Data items:
· · · · · · ·

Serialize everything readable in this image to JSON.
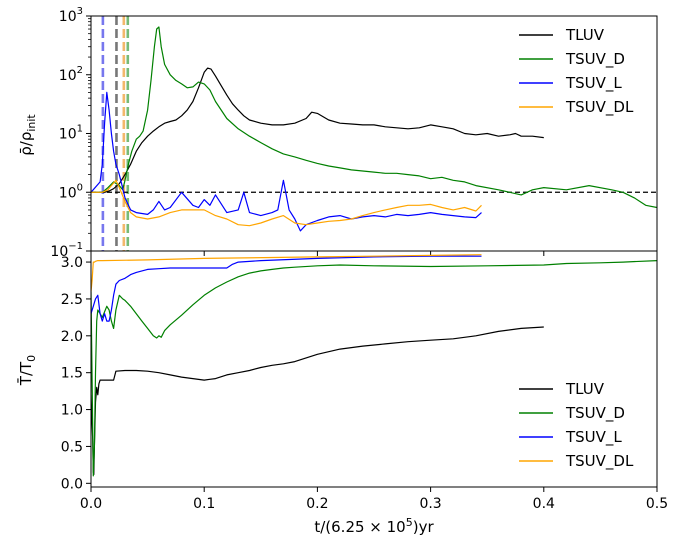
{
  "chart_data": [
    {
      "type": "line",
      "panel": "top",
      "yscale": "log",
      "ylabel": "ρ̄/ρ_init",
      "ylabel_main": "ρ̄/ρ",
      "ylabel_sub": "init",
      "xlim": [
        0,
        0.5
      ],
      "ylim": [
        0.1,
        1000
      ],
      "yticks": [
        {
          "value": 0.1,
          "mant": "10",
          "exp": "−1"
        },
        {
          "value": 1,
          "mant": "10",
          "exp": "0"
        },
        {
          "value": 10,
          "mant": "10",
          "exp": "1"
        },
        {
          "value": 100,
          "mant": "10",
          "exp": "2"
        },
        {
          "value": 1000,
          "mant": "10",
          "exp": "3"
        }
      ],
      "reference_line": {
        "y": 1,
        "style": "dashed",
        "color": "#000000"
      },
      "vertical_markers": [
        {
          "x": 0.0105,
          "color": "#7777ee"
        },
        {
          "x": 0.0225,
          "color": "#777777"
        },
        {
          "x": 0.029,
          "color": "#f3b86b"
        },
        {
          "x": 0.0325,
          "color": "#77bb77"
        }
      ],
      "legend": {
        "position": "upper-right"
      },
      "series": [
        {
          "name": "TLUV",
          "color": "#000000",
          "x": [
            0,
            0.012,
            0.016,
            0.02,
            0.025,
            0.03,
            0.035,
            0.04,
            0.045,
            0.05,
            0.055,
            0.06,
            0.065,
            0.07,
            0.075,
            0.08,
            0.085,
            0.09,
            0.095,
            0.1,
            0.103,
            0.106,
            0.11,
            0.115,
            0.12,
            0.125,
            0.13,
            0.135,
            0.14,
            0.15,
            0.16,
            0.17,
            0.18,
            0.19,
            0.195,
            0.2,
            0.21,
            0.22,
            0.23,
            0.24,
            0.25,
            0.26,
            0.27,
            0.28,
            0.29,
            0.3,
            0.31,
            0.32,
            0.33,
            0.34,
            0.35,
            0.36,
            0.37,
            0.375,
            0.38,
            0.39,
            0.4
          ],
          "y": [
            1,
            1,
            1.05,
            1.15,
            1.4,
            2,
            3,
            5,
            7,
            9,
            11,
            13,
            15,
            16,
            17,
            20,
            25,
            35,
            60,
            110,
            130,
            125,
            95,
            65,
            45,
            32,
            25,
            20,
            17,
            15,
            14,
            14,
            15,
            18,
            23,
            22,
            17,
            15,
            14.5,
            14,
            14,
            13,
            12.5,
            12,
            12.5,
            14,
            13,
            12,
            10,
            9.5,
            10,
            9,
            9.5,
            10,
            9,
            9,
            8.5
          ]
        },
        {
          "name": "TSUV_D",
          "color": "#008000",
          "x": [
            0,
            0.01,
            0.015,
            0.02,
            0.025,
            0.028,
            0.03,
            0.033,
            0.036,
            0.04,
            0.043,
            0.046,
            0.05,
            0.053,
            0.056,
            0.058,
            0.06,
            0.062,
            0.065,
            0.07,
            0.075,
            0.08,
            0.085,
            0.09,
            0.095,
            0.1,
            0.105,
            0.11,
            0.12,
            0.13,
            0.14,
            0.15,
            0.16,
            0.17,
            0.18,
            0.19,
            0.2,
            0.21,
            0.22,
            0.23,
            0.24,
            0.25,
            0.26,
            0.27,
            0.28,
            0.29,
            0.3,
            0.31,
            0.32,
            0.33,
            0.34,
            0.36,
            0.38,
            0.39,
            0.4,
            0.42,
            0.44,
            0.46,
            0.47,
            0.48,
            0.49,
            0.5
          ],
          "y": [
            1,
            1,
            1.2,
            1.5,
            1.3,
            1.1,
            1.6,
            3,
            5,
            8,
            9,
            11,
            25,
            80,
            300,
            600,
            650,
            300,
            150,
            100,
            80,
            70,
            60,
            62,
            75,
            70,
            55,
            35,
            18,
            12,
            9,
            7,
            5.5,
            4.5,
            4,
            3.5,
            3.1,
            2.8,
            2.6,
            2.4,
            2.3,
            2.2,
            2.1,
            2.1,
            2,
            1.9,
            1.7,
            1.8,
            1.6,
            1.5,
            1.3,
            1.1,
            0.9,
            1.1,
            1.2,
            1.1,
            1.3,
            1.1,
            1,
            0.8,
            0.6,
            0.55
          ]
        },
        {
          "name": "TSUV_L",
          "color": "#0000ff",
          "x": [
            0,
            0.008,
            0.01,
            0.012,
            0.014,
            0.016,
            0.018,
            0.02,
            0.022,
            0.025,
            0.027,
            0.03,
            0.035,
            0.04,
            0.05,
            0.055,
            0.06,
            0.065,
            0.07,
            0.08,
            0.09,
            0.095,
            0.1,
            0.105,
            0.11,
            0.12,
            0.13,
            0.135,
            0.14,
            0.15,
            0.16,
            0.165,
            0.17,
            0.175,
            0.18,
            0.185,
            0.19,
            0.2,
            0.21,
            0.22,
            0.23,
            0.24,
            0.25,
            0.26,
            0.27,
            0.28,
            0.29,
            0.3,
            0.31,
            0.32,
            0.33,
            0.34,
            0.345
          ],
          "y": [
            1,
            1.5,
            3,
            15,
            50,
            25,
            10,
            5,
            3,
            2,
            1.4,
            0.8,
            0.5,
            0.45,
            0.42,
            0.5,
            0.7,
            0.5,
            0.55,
            1,
            0.6,
            0.55,
            0.75,
            0.6,
            0.9,
            0.45,
            0.5,
            1,
            0.45,
            0.4,
            0.45,
            0.5,
            1.6,
            0.5,
            0.35,
            0.22,
            0.28,
            0.33,
            0.38,
            0.4,
            0.35,
            0.38,
            0.4,
            0.38,
            0.42,
            0.4,
            0.42,
            0.45,
            0.42,
            0.4,
            0.38,
            0.37,
            0.45
          ]
        },
        {
          "name": "TSUV_DL",
          "color": "#ffa500",
          "x": [
            0,
            0.01,
            0.015,
            0.018,
            0.022,
            0.025,
            0.03,
            0.035,
            0.04,
            0.05,
            0.06,
            0.07,
            0.08,
            0.09,
            0.1,
            0.11,
            0.12,
            0.13,
            0.14,
            0.15,
            0.16,
            0.17,
            0.18,
            0.19,
            0.2,
            0.21,
            0.22,
            0.23,
            0.24,
            0.25,
            0.26,
            0.27,
            0.28,
            0.29,
            0.3,
            0.31,
            0.32,
            0.33,
            0.34,
            0.345
          ],
          "y": [
            1,
            1,
            1.1,
            1.3,
            1.6,
            1.2,
            0.7,
            0.45,
            0.38,
            0.35,
            0.38,
            0.45,
            0.5,
            0.5,
            0.5,
            0.4,
            0.35,
            0.28,
            0.27,
            0.3,
            0.35,
            0.4,
            0.3,
            0.28,
            0.3,
            0.32,
            0.33,
            0.35,
            0.4,
            0.45,
            0.5,
            0.55,
            0.6,
            0.6,
            0.62,
            0.55,
            0.5,
            0.55,
            0.48,
            0.6
          ]
        }
      ]
    },
    {
      "type": "line",
      "panel": "bottom",
      "yscale": "linear",
      "ylabel": "T̄/T_0",
      "ylabel_main": "T̄/T",
      "ylabel_sub": "0",
      "xlabel": "t/(6.25 × 10⁵)yr",
      "xlabel_main": "t/(6.25 × 10",
      "xlabel_sup": "5",
      "xlabel_tail": ")yr",
      "xlim": [
        0,
        0.5
      ],
      "ylim": [
        -0.05,
        3.15
      ],
      "xticks": [
        "0.0",
        "0.1",
        "0.2",
        "0.3",
        "0.4",
        "0.5"
      ],
      "xtick_values": [
        0,
        0.1,
        0.2,
        0.3,
        0.4,
        0.5
      ],
      "yticks": [
        "0.0",
        "0.5",
        "1.0",
        "1.5",
        "2.0",
        "2.5",
        "3.0"
      ],
      "ytick_values": [
        0,
        0.5,
        1,
        1.5,
        2,
        2.5,
        3
      ],
      "legend": {
        "position": "lower-right"
      },
      "series": [
        {
          "name": "TLUV",
          "color": "#000000",
          "x": [
            0,
            0.0015,
            0.002,
            0.0025,
            0.003,
            0.004,
            0.005,
            0.006,
            0.007,
            0.008,
            0.01,
            0.015,
            0.02,
            0.022,
            0.03,
            0.04,
            0.05,
            0.06,
            0.07,
            0.08,
            0.09,
            0.1,
            0.105,
            0.11,
            0.12,
            0.13,
            0.14,
            0.15,
            0.16,
            0.17,
            0.18,
            0.19,
            0.2,
            0.22,
            0.24,
            0.26,
            0.28,
            0.3,
            0.32,
            0.34,
            0.36,
            0.38,
            0.4
          ],
          "y": [
            1.2,
            0.6,
            0.15,
            0.12,
            0.5,
            1.1,
            1.3,
            1.2,
            1.35,
            1.4,
            1.4,
            1.4,
            1.4,
            1.52,
            1.53,
            1.53,
            1.52,
            1.5,
            1.47,
            1.44,
            1.42,
            1.4,
            1.41,
            1.42,
            1.47,
            1.5,
            1.53,
            1.57,
            1.6,
            1.62,
            1.65,
            1.7,
            1.75,
            1.82,
            1.86,
            1.89,
            1.92,
            1.94,
            1.96,
            2.0,
            2.06,
            2.1,
            2.12
          ]
        },
        {
          "name": "TSUV_D",
          "color": "#008000",
          "x": [
            0,
            0.002,
            0.003,
            0.004,
            0.005,
            0.006,
            0.008,
            0.01,
            0.014,
            0.016,
            0.018,
            0.02,
            0.022,
            0.025,
            0.028,
            0.03,
            0.035,
            0.04,
            0.045,
            0.05,
            0.055,
            0.058,
            0.06,
            0.062,
            0.065,
            0.07,
            0.08,
            0.09,
            0.1,
            0.11,
            0.12,
            0.13,
            0.14,
            0.15,
            0.16,
            0.17,
            0.18,
            0.2,
            0.22,
            0.25,
            0.3,
            0.35,
            0.4,
            0.42,
            0.45,
            0.47,
            0.5
          ],
          "y": [
            2.6,
            0.1,
            0.5,
            1.5,
            2.2,
            2.35,
            2.3,
            2.25,
            2.4,
            2.35,
            2.2,
            2.1,
            2.35,
            2.55,
            2.5,
            2.48,
            2.4,
            2.3,
            2.2,
            2.1,
            2.0,
            1.97,
            2.0,
            1.98,
            2.07,
            2.15,
            2.28,
            2.42,
            2.55,
            2.65,
            2.73,
            2.8,
            2.85,
            2.88,
            2.9,
            2.92,
            2.93,
            2.95,
            2.96,
            2.95,
            2.94,
            2.95,
            2.96,
            2.98,
            2.99,
            3.0,
            3.02
          ]
        },
        {
          "name": "TSUV_L",
          "color": "#0000ff",
          "x": [
            0,
            0.002,
            0.004,
            0.006,
            0.008,
            0.01,
            0.012,
            0.014,
            0.016,
            0.018,
            0.02,
            0.022,
            0.025,
            0.03,
            0.035,
            0.04,
            0.045,
            0.05,
            0.06,
            0.07,
            0.08,
            0.09,
            0.1,
            0.11,
            0.12,
            0.125,
            0.13,
            0.15,
            0.2,
            0.25,
            0.3,
            0.345
          ],
          "y": [
            2.3,
            2.4,
            2.5,
            2.55,
            2.3,
            2.2,
            2.3,
            2.2,
            2.2,
            2.35,
            2.55,
            2.7,
            2.75,
            2.78,
            2.83,
            2.86,
            2.88,
            2.9,
            2.91,
            2.92,
            2.92,
            2.92,
            2.92,
            2.92,
            2.92,
            2.97,
            3.0,
            3.02,
            3.05,
            3.07,
            3.08,
            3.08
          ]
        },
        {
          "name": "TSUV_DL",
          "color": "#ffa500",
          "x": [
            0,
            0.001,
            0.002,
            0.003,
            0.004,
            0.006,
            0.01,
            0.05,
            0.1,
            0.2,
            0.3,
            0.345
          ],
          "y": [
            2.6,
            2.75,
            3.0,
            3.0,
            3.01,
            3.02,
            3.02,
            3.03,
            3.05,
            3.07,
            3.09,
            3.1
          ]
        }
      ]
    }
  ]
}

· · · · · · ·

### WHAT IS NEEDED:
Write out every line of the entries that holds the word "right".

### SOLUTION TO THE EXERCISE:
        "position": "upper-right"
        "position": "lower-right"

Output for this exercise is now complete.